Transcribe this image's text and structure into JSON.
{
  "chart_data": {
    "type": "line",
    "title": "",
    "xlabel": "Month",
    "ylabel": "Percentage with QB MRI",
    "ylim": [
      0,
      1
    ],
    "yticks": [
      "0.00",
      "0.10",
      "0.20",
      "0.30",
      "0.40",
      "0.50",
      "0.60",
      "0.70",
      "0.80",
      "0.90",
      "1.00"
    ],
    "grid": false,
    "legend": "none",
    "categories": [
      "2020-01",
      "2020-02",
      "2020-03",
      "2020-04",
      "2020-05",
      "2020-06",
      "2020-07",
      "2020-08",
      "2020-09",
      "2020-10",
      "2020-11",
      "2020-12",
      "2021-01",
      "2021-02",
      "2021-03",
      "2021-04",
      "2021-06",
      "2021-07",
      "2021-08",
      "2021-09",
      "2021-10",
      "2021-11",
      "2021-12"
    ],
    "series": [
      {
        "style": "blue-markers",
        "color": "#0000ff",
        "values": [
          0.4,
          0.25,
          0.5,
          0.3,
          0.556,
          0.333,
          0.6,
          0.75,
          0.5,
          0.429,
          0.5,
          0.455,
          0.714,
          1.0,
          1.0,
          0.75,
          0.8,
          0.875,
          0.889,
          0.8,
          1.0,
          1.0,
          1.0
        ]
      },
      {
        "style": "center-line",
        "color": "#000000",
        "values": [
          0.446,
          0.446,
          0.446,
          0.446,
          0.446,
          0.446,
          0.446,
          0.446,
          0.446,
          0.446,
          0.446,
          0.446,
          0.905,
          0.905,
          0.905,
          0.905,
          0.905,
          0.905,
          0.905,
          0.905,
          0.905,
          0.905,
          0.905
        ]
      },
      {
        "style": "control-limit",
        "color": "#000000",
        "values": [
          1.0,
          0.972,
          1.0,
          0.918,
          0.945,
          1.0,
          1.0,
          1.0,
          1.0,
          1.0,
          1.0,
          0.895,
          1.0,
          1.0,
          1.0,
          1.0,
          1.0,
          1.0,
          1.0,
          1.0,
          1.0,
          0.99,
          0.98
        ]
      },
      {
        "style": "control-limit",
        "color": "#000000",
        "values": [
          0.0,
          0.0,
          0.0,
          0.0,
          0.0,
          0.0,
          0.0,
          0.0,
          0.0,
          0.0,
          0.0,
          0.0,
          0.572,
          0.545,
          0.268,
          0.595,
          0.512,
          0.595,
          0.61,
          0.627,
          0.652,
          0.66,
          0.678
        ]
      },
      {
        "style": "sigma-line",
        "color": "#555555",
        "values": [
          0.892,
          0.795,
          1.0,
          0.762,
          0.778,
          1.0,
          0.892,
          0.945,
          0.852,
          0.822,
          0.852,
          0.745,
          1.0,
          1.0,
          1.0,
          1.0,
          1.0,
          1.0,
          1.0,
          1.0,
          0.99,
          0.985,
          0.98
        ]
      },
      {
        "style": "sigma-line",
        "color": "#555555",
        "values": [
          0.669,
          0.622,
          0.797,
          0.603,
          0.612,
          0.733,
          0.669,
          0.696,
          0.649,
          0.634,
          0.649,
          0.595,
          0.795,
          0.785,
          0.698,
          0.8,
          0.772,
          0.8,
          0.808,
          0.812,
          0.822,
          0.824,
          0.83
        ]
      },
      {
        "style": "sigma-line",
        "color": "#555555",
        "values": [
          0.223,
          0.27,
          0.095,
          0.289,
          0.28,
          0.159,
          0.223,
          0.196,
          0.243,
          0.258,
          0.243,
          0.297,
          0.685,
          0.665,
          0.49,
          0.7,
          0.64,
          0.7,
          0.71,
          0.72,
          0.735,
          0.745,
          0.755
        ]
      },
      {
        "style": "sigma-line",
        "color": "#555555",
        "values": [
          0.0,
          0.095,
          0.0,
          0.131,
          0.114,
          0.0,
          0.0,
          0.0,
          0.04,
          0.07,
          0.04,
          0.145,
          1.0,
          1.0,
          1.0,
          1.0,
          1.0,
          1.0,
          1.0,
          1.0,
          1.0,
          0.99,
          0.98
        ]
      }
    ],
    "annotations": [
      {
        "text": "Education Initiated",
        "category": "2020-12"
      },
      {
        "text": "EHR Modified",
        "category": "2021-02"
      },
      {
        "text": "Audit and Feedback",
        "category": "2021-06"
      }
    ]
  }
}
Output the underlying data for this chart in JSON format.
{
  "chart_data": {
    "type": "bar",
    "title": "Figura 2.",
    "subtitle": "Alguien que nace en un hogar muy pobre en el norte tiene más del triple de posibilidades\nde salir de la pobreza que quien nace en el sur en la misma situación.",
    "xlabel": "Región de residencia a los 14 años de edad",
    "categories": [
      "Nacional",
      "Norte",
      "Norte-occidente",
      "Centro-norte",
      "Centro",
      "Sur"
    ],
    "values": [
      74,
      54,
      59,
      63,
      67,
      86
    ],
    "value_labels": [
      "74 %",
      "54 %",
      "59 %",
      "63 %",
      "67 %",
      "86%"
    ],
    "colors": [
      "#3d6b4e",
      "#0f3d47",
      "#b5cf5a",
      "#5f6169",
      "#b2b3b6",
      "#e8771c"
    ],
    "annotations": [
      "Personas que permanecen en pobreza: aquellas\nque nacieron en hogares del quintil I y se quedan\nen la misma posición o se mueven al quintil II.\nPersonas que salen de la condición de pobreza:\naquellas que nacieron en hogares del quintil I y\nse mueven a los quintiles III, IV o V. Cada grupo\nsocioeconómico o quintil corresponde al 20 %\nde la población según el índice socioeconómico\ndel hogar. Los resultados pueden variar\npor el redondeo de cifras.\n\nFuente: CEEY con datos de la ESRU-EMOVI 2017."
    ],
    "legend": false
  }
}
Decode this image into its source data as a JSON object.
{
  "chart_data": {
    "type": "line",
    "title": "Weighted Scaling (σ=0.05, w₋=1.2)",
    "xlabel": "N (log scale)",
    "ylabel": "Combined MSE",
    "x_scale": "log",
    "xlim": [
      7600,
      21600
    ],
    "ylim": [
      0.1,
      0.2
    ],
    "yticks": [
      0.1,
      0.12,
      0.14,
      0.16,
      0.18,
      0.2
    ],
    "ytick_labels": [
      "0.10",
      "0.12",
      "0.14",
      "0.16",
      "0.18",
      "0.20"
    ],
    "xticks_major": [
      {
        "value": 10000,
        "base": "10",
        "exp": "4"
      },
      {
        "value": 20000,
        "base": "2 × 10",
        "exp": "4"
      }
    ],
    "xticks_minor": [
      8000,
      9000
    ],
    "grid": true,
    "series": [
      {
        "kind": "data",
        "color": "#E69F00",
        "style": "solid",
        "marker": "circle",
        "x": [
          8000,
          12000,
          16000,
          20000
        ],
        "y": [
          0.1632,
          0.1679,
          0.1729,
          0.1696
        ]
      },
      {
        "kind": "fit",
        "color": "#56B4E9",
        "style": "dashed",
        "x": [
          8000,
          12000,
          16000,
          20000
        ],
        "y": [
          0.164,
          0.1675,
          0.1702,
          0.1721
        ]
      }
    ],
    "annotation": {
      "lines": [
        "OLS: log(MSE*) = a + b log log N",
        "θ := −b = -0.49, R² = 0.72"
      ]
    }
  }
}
□ □ □
# Do this:
Lines of the listing that contain the word "xlabel" are to be counted; report only their number.

# Task response:
3